[Instruction] Swap every "y-axis-label" for "vertical-axis-title" in the stretch of rows from the start through the line containing "legend-entry: Vt bbox=[697, 379, 710, 392]", and return only those lines with nothing else altered.

[Data supplied]
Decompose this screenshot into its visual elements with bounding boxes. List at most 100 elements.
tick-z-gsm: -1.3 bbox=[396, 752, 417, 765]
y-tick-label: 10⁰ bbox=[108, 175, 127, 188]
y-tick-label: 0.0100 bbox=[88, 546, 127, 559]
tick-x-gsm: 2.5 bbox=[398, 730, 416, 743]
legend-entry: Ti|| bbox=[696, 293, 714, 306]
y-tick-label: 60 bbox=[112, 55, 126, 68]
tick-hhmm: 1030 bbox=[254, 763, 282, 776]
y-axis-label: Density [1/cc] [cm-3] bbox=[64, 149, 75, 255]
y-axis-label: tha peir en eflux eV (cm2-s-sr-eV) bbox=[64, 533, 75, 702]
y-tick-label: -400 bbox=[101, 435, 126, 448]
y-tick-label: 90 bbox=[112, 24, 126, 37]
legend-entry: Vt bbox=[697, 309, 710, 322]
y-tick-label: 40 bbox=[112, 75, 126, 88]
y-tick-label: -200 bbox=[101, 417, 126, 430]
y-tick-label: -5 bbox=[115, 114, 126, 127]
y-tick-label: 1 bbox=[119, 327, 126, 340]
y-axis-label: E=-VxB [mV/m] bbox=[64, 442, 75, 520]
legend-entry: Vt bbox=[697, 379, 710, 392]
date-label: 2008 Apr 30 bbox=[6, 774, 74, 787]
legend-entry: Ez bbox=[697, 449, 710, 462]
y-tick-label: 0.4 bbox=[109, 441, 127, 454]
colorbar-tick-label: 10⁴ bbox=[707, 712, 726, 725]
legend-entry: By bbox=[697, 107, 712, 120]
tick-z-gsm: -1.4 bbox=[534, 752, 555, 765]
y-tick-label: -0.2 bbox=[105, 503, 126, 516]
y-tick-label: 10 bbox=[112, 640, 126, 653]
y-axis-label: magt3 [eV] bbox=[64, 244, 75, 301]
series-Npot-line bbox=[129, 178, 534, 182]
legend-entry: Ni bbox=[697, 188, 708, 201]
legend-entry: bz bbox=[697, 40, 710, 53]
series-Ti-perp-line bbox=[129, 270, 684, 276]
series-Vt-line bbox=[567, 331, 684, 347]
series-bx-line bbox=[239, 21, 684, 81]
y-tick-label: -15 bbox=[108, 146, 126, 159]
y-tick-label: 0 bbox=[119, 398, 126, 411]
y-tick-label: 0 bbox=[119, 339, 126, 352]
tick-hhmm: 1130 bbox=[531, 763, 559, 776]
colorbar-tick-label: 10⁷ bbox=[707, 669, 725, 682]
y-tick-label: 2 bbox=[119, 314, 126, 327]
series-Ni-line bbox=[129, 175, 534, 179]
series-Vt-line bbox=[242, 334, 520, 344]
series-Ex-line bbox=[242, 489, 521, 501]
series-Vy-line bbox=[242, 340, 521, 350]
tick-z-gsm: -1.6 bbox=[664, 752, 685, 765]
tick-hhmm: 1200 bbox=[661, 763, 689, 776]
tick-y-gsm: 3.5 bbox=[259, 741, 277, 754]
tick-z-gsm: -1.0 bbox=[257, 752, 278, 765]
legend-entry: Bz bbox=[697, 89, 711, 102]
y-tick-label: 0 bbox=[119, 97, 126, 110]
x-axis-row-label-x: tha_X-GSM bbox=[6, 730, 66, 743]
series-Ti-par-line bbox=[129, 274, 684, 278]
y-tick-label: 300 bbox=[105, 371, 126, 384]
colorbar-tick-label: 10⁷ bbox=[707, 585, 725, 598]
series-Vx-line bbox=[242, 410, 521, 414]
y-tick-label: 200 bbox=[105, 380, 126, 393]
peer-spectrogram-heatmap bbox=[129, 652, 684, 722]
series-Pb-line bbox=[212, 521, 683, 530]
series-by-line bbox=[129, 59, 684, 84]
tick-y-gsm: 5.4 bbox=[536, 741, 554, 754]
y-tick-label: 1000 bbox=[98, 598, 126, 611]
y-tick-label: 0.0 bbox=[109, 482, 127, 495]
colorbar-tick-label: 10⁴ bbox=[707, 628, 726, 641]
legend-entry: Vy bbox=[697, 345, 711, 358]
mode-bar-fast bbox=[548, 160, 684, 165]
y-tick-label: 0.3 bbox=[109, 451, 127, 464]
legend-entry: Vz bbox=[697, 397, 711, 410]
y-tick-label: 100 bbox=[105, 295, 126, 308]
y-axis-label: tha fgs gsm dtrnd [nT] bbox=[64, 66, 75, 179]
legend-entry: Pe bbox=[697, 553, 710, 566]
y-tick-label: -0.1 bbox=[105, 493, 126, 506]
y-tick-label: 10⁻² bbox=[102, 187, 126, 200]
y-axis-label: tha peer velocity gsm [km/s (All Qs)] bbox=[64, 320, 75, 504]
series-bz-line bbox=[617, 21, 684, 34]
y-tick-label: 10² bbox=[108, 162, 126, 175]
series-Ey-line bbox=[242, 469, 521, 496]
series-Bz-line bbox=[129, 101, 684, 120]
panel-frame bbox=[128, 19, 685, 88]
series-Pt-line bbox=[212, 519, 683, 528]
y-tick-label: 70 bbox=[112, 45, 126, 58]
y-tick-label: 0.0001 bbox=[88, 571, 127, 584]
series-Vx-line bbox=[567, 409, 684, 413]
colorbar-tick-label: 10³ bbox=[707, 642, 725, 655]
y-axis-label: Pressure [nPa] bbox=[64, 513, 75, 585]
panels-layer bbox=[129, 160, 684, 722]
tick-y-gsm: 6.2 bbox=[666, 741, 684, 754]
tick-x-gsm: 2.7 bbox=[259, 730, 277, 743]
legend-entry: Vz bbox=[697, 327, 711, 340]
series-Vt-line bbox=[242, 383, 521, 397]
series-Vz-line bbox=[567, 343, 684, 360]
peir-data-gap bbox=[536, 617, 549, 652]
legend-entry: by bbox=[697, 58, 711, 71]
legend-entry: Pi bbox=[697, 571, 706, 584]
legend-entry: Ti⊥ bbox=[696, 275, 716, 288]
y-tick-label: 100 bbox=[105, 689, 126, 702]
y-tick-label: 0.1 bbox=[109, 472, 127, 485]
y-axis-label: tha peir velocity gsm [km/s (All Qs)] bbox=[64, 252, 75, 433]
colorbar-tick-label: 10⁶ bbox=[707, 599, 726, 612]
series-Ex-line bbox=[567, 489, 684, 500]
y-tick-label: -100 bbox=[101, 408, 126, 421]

[Solved problem]
Decompose this screenshot into its visual elements with bounding boxes. List at most 100 elements.
tick-z-gsm: -1.3 bbox=[396, 752, 417, 765]
y-tick-label: 10⁰ bbox=[108, 175, 127, 188]
y-tick-label: 0.0100 bbox=[88, 546, 127, 559]
tick-x-gsm: 2.5 bbox=[398, 730, 416, 743]
legend-entry: Ti|| bbox=[696, 293, 714, 306]
y-tick-label: 60 bbox=[112, 55, 126, 68]
tick-hhmm: 1030 bbox=[254, 763, 282, 776]
vertical-axis-title: Density [1/cc] [cm-3] bbox=[64, 149, 75, 255]
vertical-axis-title: tha peir en eflux eV (cm2-s-sr-eV) bbox=[64, 533, 75, 702]
y-tick-label: -400 bbox=[101, 435, 126, 448]
y-tick-label: 90 bbox=[112, 24, 126, 37]
legend-entry: Vt bbox=[697, 309, 710, 322]
y-tick-label: 40 bbox=[112, 75, 126, 88]
y-tick-label: -200 bbox=[101, 417, 126, 430]
y-tick-label: -5 bbox=[115, 114, 126, 127]
y-tick-label: 1 bbox=[119, 327, 126, 340]
vertical-axis-title: E=-VxB [mV/m] bbox=[64, 442, 75, 520]
legend-entry: Vt bbox=[697, 379, 710, 392]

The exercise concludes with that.